— START OF SOURCE RECORDS —
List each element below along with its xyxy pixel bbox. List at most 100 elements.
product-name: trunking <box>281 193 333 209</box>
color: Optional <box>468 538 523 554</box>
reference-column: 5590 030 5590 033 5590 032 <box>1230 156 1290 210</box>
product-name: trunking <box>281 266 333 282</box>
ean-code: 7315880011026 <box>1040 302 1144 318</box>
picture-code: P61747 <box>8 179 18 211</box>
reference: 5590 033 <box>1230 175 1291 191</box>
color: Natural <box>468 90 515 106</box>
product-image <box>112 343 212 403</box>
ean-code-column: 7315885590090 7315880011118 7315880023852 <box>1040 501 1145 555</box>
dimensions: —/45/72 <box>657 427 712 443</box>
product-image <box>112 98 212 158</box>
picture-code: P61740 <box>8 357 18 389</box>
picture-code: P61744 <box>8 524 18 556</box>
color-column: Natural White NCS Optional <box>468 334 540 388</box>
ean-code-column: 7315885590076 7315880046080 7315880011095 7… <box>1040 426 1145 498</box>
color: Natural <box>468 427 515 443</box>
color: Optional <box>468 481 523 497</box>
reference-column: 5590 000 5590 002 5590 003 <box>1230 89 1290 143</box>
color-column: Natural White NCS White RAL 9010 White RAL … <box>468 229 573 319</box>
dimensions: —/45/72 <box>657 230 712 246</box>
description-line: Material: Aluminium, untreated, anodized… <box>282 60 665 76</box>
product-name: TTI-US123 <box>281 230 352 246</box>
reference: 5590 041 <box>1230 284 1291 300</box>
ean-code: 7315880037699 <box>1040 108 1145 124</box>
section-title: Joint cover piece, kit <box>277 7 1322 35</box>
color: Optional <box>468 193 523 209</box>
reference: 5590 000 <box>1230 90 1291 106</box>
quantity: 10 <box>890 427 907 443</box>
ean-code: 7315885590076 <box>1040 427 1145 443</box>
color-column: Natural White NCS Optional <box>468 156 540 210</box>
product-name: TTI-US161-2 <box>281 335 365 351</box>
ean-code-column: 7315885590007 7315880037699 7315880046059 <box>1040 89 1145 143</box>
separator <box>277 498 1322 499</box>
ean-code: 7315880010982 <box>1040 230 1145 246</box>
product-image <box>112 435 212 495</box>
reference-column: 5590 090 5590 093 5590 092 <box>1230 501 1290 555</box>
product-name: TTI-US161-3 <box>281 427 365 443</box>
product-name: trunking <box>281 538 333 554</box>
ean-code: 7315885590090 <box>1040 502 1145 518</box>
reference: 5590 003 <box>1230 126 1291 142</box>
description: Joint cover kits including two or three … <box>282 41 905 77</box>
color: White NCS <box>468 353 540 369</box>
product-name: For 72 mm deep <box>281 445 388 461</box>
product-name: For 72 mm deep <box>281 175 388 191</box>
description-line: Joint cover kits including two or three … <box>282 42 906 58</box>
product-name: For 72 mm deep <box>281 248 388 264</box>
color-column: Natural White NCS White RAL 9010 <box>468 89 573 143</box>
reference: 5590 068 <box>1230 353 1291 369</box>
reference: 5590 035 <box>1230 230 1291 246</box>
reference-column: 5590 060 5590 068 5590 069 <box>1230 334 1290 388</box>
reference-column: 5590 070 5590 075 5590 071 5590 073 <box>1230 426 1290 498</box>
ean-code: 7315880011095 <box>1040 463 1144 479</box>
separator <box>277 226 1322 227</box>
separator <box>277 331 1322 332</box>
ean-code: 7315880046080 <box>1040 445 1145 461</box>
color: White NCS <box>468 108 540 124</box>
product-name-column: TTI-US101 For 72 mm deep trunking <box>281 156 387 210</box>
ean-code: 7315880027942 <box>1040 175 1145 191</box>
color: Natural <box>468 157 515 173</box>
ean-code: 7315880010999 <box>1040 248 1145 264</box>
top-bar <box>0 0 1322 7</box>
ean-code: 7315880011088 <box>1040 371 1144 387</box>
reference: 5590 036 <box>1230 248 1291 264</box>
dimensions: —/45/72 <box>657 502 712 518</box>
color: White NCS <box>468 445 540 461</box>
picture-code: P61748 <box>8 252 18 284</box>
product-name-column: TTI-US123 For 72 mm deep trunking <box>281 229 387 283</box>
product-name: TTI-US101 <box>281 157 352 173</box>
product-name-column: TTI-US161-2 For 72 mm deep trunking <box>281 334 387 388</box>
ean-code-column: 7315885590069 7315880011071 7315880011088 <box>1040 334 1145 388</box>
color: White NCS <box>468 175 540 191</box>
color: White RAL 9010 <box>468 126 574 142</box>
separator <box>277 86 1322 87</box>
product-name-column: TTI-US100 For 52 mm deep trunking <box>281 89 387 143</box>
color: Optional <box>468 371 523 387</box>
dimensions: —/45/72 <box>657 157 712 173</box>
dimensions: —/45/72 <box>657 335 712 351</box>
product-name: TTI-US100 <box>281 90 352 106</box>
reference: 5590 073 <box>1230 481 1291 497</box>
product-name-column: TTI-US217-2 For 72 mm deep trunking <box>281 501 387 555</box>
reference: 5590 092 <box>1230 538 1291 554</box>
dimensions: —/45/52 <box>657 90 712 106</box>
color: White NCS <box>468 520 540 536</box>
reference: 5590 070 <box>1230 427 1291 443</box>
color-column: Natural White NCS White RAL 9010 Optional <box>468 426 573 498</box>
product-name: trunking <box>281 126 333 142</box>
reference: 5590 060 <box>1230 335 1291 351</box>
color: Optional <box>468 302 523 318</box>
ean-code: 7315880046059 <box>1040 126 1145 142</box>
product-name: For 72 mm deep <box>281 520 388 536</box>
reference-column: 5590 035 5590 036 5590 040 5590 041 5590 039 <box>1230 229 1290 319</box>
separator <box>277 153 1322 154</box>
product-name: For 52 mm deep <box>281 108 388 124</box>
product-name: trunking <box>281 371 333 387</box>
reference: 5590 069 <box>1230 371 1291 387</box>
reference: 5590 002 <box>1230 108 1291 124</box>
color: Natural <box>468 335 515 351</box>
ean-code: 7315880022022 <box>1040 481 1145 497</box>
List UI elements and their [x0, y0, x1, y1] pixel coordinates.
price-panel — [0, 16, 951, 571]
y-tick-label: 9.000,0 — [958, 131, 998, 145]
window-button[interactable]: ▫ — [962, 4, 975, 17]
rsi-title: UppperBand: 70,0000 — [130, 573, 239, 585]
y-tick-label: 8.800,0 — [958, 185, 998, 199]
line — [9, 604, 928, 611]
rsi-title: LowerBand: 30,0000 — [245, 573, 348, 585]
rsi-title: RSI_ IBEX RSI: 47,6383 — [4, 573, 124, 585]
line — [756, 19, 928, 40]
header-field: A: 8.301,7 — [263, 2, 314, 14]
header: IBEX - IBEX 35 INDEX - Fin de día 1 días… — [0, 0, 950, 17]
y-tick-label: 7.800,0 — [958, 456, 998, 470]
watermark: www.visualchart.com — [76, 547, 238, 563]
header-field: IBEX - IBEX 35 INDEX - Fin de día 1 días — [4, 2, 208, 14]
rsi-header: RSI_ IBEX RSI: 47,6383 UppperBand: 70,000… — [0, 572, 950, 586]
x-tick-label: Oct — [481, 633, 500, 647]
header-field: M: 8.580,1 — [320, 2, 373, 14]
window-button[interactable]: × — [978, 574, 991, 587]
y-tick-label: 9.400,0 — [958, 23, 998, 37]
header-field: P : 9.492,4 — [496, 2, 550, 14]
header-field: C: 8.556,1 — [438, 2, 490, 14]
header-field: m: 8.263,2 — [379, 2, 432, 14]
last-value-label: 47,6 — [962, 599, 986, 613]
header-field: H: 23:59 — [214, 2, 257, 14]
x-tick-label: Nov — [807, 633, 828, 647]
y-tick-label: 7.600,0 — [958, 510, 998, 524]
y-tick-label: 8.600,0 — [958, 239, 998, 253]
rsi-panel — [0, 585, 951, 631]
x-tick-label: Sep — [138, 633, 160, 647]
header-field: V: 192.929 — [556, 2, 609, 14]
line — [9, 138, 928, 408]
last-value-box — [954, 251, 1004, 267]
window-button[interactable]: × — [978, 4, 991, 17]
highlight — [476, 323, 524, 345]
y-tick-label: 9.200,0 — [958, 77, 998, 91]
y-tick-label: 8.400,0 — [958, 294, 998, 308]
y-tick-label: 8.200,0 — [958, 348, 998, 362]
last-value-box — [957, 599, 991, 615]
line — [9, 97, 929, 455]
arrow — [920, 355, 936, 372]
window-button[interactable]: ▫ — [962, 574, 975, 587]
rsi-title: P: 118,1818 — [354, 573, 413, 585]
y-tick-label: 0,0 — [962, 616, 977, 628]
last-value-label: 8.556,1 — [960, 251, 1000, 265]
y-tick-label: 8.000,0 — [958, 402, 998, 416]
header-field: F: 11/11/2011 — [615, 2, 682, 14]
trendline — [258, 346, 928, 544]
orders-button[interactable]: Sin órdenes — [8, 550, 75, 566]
— END OF SOURCE RECORDS —
DIRECTIONS: Show every row from the stored data that contains the word "INDEX", matching case exactly.

WORKED SOLUTION:
header: IBEX - IBEX 35 INDEX - Fin de día 1 días… — [0, 0, 950, 17]
header-field: IBEX - IBEX 35 INDEX - Fin de día 1 días — [4, 2, 208, 14]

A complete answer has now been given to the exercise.